##### Data for this task

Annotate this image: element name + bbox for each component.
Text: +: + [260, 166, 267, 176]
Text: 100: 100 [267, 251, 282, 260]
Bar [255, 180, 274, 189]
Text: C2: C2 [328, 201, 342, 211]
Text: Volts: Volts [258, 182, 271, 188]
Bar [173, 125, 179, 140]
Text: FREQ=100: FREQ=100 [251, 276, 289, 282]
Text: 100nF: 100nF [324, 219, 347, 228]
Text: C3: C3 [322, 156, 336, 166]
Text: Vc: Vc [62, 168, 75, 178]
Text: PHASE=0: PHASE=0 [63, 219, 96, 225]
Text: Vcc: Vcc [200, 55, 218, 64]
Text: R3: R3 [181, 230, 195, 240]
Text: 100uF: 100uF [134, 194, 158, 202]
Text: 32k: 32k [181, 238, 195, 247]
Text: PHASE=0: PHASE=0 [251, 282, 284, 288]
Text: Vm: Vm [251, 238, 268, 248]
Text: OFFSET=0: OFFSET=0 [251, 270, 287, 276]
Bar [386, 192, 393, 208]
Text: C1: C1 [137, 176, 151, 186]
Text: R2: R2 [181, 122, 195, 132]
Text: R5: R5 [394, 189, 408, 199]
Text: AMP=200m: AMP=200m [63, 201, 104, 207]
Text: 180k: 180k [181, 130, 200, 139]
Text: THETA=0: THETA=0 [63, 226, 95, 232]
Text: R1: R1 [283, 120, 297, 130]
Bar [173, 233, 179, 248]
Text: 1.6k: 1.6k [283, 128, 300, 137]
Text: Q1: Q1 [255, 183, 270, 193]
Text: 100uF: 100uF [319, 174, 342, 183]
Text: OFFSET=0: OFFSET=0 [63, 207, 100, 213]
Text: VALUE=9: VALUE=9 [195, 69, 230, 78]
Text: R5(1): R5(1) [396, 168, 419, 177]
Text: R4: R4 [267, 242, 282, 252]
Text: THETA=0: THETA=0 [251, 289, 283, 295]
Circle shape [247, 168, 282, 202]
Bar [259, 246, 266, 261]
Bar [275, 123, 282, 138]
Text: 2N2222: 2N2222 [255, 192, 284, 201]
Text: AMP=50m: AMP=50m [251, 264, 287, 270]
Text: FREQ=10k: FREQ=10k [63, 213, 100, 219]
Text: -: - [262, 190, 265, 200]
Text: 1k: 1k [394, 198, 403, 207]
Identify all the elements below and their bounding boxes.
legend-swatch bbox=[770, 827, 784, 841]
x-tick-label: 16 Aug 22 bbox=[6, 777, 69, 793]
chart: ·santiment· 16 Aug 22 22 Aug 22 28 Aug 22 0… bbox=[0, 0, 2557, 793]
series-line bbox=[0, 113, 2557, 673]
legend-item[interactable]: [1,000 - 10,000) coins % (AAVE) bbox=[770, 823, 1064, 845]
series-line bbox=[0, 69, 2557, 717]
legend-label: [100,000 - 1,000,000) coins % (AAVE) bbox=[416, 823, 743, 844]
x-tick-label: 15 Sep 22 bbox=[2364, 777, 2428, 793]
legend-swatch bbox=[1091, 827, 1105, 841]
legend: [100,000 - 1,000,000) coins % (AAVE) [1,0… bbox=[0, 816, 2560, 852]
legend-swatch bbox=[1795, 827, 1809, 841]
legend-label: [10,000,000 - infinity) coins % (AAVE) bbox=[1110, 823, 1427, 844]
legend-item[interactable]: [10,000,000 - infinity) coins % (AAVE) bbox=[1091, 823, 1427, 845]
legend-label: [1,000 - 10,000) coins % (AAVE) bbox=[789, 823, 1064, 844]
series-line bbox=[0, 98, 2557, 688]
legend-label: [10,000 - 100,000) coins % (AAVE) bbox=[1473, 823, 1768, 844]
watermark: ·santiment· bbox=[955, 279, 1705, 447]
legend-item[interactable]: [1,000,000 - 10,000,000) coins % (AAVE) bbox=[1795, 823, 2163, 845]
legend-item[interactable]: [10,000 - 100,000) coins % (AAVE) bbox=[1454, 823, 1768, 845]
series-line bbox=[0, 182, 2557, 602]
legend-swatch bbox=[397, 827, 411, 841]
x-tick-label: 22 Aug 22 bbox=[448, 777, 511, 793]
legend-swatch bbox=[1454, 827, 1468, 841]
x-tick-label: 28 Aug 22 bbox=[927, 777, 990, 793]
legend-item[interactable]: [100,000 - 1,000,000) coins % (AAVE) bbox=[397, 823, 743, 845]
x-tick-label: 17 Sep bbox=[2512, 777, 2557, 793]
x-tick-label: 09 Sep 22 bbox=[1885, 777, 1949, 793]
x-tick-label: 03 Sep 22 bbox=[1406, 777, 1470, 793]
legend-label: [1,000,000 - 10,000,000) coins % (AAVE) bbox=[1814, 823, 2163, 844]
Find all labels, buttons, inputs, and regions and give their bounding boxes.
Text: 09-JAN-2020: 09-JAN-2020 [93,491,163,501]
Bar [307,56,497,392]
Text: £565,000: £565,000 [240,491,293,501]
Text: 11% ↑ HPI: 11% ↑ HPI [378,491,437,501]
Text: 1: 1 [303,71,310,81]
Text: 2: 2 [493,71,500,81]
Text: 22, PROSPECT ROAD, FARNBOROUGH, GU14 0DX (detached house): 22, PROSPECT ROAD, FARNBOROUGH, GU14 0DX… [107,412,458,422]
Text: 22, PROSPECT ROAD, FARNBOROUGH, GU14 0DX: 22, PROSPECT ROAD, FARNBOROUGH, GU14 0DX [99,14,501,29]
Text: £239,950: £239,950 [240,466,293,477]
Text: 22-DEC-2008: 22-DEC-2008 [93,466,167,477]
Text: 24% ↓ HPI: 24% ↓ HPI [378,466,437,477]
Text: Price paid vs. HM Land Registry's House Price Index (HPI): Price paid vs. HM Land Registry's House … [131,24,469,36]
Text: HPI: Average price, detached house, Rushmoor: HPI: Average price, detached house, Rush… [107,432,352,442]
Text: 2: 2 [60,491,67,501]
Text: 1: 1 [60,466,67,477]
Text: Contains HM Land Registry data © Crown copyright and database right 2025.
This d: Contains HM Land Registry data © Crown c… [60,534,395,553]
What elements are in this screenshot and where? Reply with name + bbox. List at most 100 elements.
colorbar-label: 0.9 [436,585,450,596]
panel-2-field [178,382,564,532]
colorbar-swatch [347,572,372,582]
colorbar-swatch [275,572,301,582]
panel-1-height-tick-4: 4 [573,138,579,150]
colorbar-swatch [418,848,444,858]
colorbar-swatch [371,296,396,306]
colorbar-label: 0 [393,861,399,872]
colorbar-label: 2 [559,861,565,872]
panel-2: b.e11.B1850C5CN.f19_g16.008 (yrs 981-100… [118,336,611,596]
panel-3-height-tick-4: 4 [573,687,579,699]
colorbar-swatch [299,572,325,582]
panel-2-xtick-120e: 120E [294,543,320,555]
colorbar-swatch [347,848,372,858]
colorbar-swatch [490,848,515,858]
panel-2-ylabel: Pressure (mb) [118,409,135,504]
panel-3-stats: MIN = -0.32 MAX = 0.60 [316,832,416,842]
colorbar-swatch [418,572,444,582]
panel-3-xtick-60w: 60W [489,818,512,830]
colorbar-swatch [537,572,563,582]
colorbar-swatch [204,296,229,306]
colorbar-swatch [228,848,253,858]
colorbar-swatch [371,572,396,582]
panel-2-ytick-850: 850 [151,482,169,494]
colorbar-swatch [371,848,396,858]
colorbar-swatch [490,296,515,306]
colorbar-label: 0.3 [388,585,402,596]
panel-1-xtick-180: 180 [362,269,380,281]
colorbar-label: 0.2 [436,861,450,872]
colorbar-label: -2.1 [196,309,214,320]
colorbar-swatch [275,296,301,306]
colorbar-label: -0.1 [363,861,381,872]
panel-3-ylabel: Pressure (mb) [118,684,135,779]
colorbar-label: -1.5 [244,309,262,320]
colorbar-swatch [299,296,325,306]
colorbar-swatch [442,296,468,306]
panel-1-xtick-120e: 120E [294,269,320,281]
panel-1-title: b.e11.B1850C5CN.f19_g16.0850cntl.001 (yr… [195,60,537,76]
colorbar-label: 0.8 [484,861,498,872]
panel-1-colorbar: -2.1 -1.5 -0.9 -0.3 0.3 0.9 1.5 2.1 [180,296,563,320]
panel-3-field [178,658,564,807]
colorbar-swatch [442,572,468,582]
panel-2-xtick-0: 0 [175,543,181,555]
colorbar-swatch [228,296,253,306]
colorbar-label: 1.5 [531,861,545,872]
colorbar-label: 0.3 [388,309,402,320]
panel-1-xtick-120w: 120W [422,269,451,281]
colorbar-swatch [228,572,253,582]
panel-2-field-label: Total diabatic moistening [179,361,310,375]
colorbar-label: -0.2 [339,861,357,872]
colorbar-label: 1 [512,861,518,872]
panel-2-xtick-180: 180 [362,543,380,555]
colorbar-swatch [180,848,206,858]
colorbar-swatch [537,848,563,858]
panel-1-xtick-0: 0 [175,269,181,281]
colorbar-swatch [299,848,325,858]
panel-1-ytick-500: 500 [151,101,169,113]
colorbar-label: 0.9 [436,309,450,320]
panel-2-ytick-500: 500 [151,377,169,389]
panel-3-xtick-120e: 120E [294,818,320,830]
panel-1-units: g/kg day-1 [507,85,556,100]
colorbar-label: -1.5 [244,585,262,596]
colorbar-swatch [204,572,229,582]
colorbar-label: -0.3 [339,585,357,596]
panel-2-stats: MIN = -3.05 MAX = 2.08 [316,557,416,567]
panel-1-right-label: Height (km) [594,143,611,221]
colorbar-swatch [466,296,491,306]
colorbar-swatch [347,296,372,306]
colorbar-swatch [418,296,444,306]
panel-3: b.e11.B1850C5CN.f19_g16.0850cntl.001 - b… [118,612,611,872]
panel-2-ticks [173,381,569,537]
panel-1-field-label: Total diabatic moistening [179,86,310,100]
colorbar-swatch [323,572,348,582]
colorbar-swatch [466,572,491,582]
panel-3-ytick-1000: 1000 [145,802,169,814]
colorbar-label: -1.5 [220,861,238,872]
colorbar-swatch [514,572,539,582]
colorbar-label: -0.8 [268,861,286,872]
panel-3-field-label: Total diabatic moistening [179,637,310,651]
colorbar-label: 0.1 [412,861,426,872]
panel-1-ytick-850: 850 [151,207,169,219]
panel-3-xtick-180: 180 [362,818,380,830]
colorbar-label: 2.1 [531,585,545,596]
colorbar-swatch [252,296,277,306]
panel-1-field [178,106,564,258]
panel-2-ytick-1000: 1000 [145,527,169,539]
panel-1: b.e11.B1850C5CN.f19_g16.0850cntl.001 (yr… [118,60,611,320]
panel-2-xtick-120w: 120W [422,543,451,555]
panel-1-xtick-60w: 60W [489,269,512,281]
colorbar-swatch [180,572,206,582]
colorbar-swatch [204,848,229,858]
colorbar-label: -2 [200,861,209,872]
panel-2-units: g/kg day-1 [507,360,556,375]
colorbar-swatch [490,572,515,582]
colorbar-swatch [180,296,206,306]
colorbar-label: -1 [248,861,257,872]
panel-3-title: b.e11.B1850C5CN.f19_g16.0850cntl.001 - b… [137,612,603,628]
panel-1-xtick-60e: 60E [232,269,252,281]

##########

#### [Written instruction]
Print the entries from the first line of the Records through the line containing "Text: 100nF: 100nF [324, 219, 347, 228]", including both of those lines, reproducing each line without any change.

#### [Result]
Annotate this image: element name + bbox for each component.
Text: +: + [260, 166, 267, 176]
Text: 100: 100 [267, 251, 282, 260]
Bar [255, 180, 274, 189]
Text: C2: C2 [328, 201, 342, 211]
Text: Volts: Volts [258, 182, 271, 188]
Bar [173, 125, 179, 140]
Text: FREQ=100: FREQ=100 [251, 276, 289, 282]
Text: 100nF: 100nF [324, 219, 347, 228]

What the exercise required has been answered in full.